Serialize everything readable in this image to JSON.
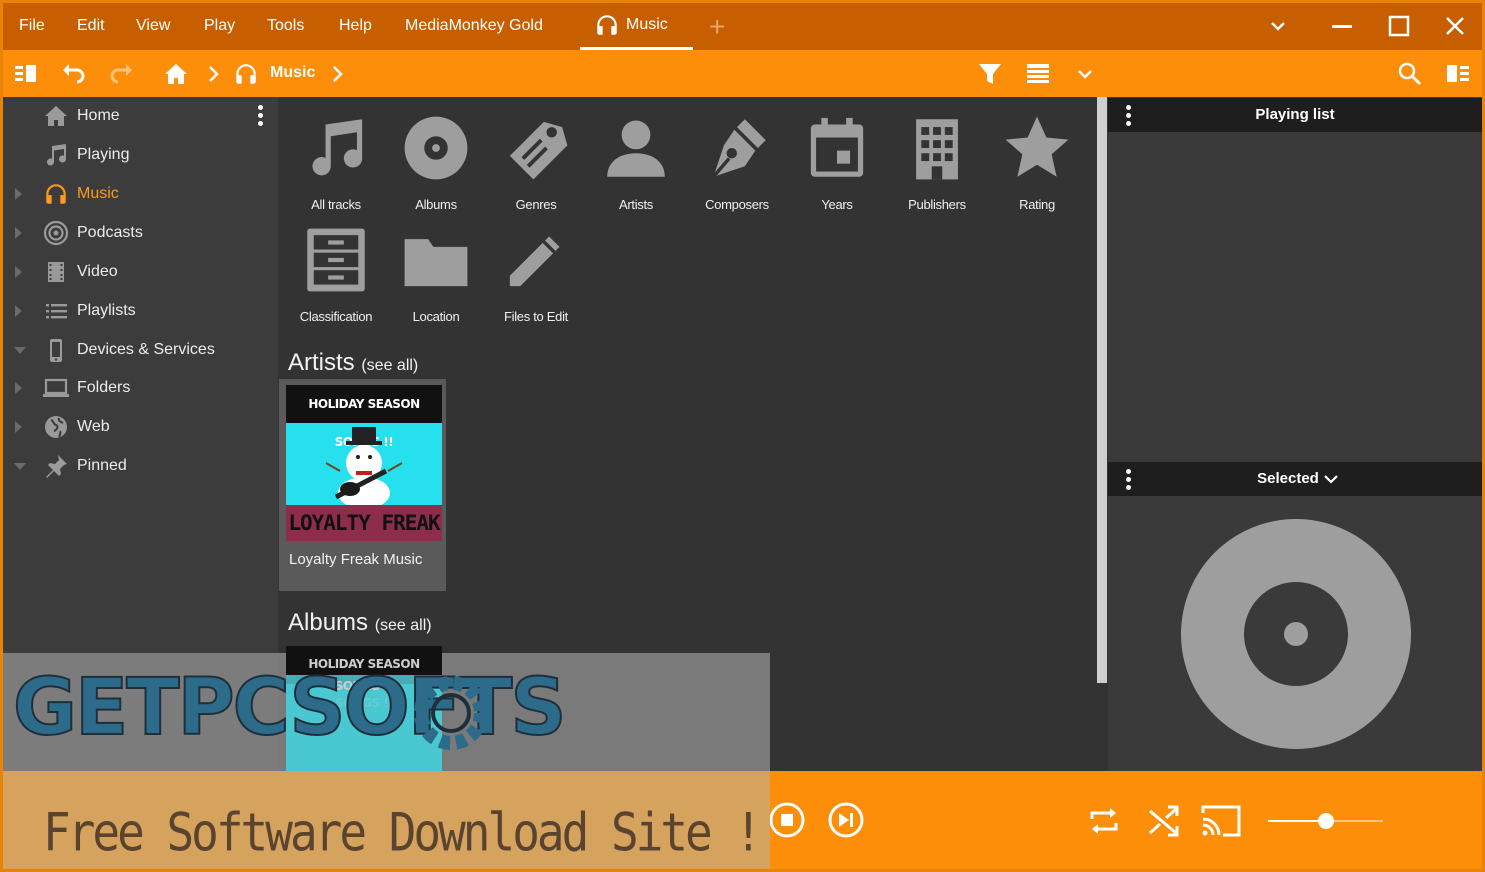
{
  "menubar": {
    "items": [
      "File",
      "Edit",
      "View",
      "Play",
      "Tools",
      "Help",
      "MediaMonkey Gold"
    ],
    "active_tab": "Music"
  },
  "toolbar": {
    "breadcrumb": "Music"
  },
  "leftnav": {
    "items": [
      {
        "label": "Home",
        "icon": "home-icon",
        "arrow": "none"
      },
      {
        "label": "Playing",
        "icon": "music-note-icon",
        "arrow": "none"
      },
      {
        "label": "Music",
        "icon": "headphones-icon",
        "arrow": "right"
      },
      {
        "label": "Podcasts",
        "icon": "podcast-icon",
        "arrow": "right"
      },
      {
        "label": "Video",
        "icon": "film-icon",
        "arrow": "right"
      },
      {
        "label": "Playlists",
        "icon": "list-icon",
        "arrow": "right"
      },
      {
        "label": "Devices & Services",
        "icon": "phone-icon",
        "arrow": "down"
      },
      {
        "label": "Folders",
        "icon": "laptop-icon",
        "arrow": "right"
      },
      {
        "label": "Web",
        "icon": "globe-icon",
        "arrow": "right"
      },
      {
        "label": "Pinned",
        "icon": "pin-icon",
        "arrow": "down"
      }
    ],
    "active": "Music"
  },
  "main": {
    "tiles": [
      {
        "label": "All tracks",
        "icon": "music-note-icon"
      },
      {
        "label": "Albums",
        "icon": "disc-icon"
      },
      {
        "label": "Genres",
        "icon": "tag-icon"
      },
      {
        "label": "Artists",
        "icon": "person-icon"
      },
      {
        "label": "Composers",
        "icon": "pen-nib-icon"
      },
      {
        "label": "Years",
        "icon": "calendar-icon"
      },
      {
        "label": "Publishers",
        "icon": "building-icon"
      },
      {
        "label": "Rating",
        "icon": "star-icon"
      },
      {
        "label": "Classification",
        "icon": "cabinet-icon"
      },
      {
        "label": "Location",
        "icon": "folder-icon"
      },
      {
        "label": "Files to Edit",
        "icon": "pencil-icon"
      }
    ],
    "artists_title": "Artists",
    "artists_see_all": "(see all)",
    "albums_title": "Albums",
    "albums_see_all": "(see all)",
    "artist_card": {
      "name": "Loyalty Freak Music",
      "cover_header": "HOLIDAY SEASON SONGS !!",
      "cover_footer": "LOYALTY FREAK MUSIC"
    },
    "album_card": {
      "cover_header": "HOLIDAY SEASON SONGS !!"
    }
  },
  "right": {
    "playing_list": "Playing list",
    "selected": "Selected"
  },
  "watermark": {
    "logo": "GETPCSOFTS",
    "tagline": "Free Software Download Site !"
  },
  "player": {
    "volume": 0.5
  }
}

◇ ◇ ◇ ◇ ◇

*Exercise requirements*
Repeat the preceding records precisely, and leave every picture out of the copy.

*Written response*
Serialize everything readable in this image to JSON.
{
  "menubar": {
    "items": [
      "File",
      "Edit",
      "View",
      "Play",
      "Tools",
      "Help",
      "MediaMonkey Gold"
    ],
    "active_tab": "Music"
  },
  "toolbar": {
    "breadcrumb": "Music"
  },
  "leftnav": {
    "items": [
      {
        "label": "Home",
        "icon": "home-icon",
        "arrow": "none"
      },
      {
        "label": "Playing",
        "icon": "music-note-icon",
        "arrow": "none"
      },
      {
        "label": "Music",
        "icon": "headphones-icon",
        "arrow": "right"
      },
      {
        "label": "Podcasts",
        "icon": "podcast-icon",
        "arrow": "right"
      },
      {
        "label": "Video",
        "icon": "film-icon",
        "arrow": "right"
      },
      {
        "label": "Playlists",
        "icon": "list-icon",
        "arrow": "right"
      },
      {
        "label": "Devices & Services",
        "icon": "phone-icon",
        "arrow": "down"
      },
      {
        "label": "Folders",
        "icon": "laptop-icon",
        "arrow": "right"
      },
      {
        "label": "Web",
        "icon": "globe-icon",
        "arrow": "right"
      },
      {
        "label": "Pinned",
        "icon": "pin-icon",
        "arrow": "down"
      }
    ],
    "active": "Music"
  },
  "main": {
    "tiles": [
      {
        "label": "All tracks",
        "icon": "music-note-icon"
      },
      {
        "label": "Albums",
        "icon": "disc-icon"
      },
      {
        "label": "Genres",
        "icon": "tag-icon"
      },
      {
        "label": "Artists",
        "icon": "person-icon"
      },
      {
        "label": "Composers",
        "icon": "pen-nib-icon"
      },
      {
        "label": "Years",
        "icon": "calendar-icon"
      },
      {
        "label": "Publishers",
        "icon": "building-icon"
      },
      {
        "label": "Rating",
        "icon": "star-icon"
      },
      {
        "label": "Classification",
        "icon": "cabinet-icon"
      },
      {
        "label": "Location",
        "icon": "folder-icon"
      },
      {
        "label": "Files to Edit",
        "icon": "pencil-icon"
      }
    ],
    "artists_title": "Artists",
    "artists_see_all": "(see all)",
    "albums_title": "Albums",
    "albums_see_all": "(see all)",
    "artist_card": {
      "name": "Loyalty Freak Music",
      "cover_header": "HOLIDAY SEASON SONGS !!",
      "cover_footer": "LOYALTY FREAK MUSIC"
    },
    "album_card": {
      "cover_header": "HOLIDAY SEASON SONGS !!"
    }
  },
  "right": {
    "playing_list": "Playing list",
    "selected": "Selected"
  },
  "watermark": {
    "logo": "GETPCSOFTS",
    "tagline": "Free Software Download Site !"
  },
  "player": {
    "volume": 0.5
  }
}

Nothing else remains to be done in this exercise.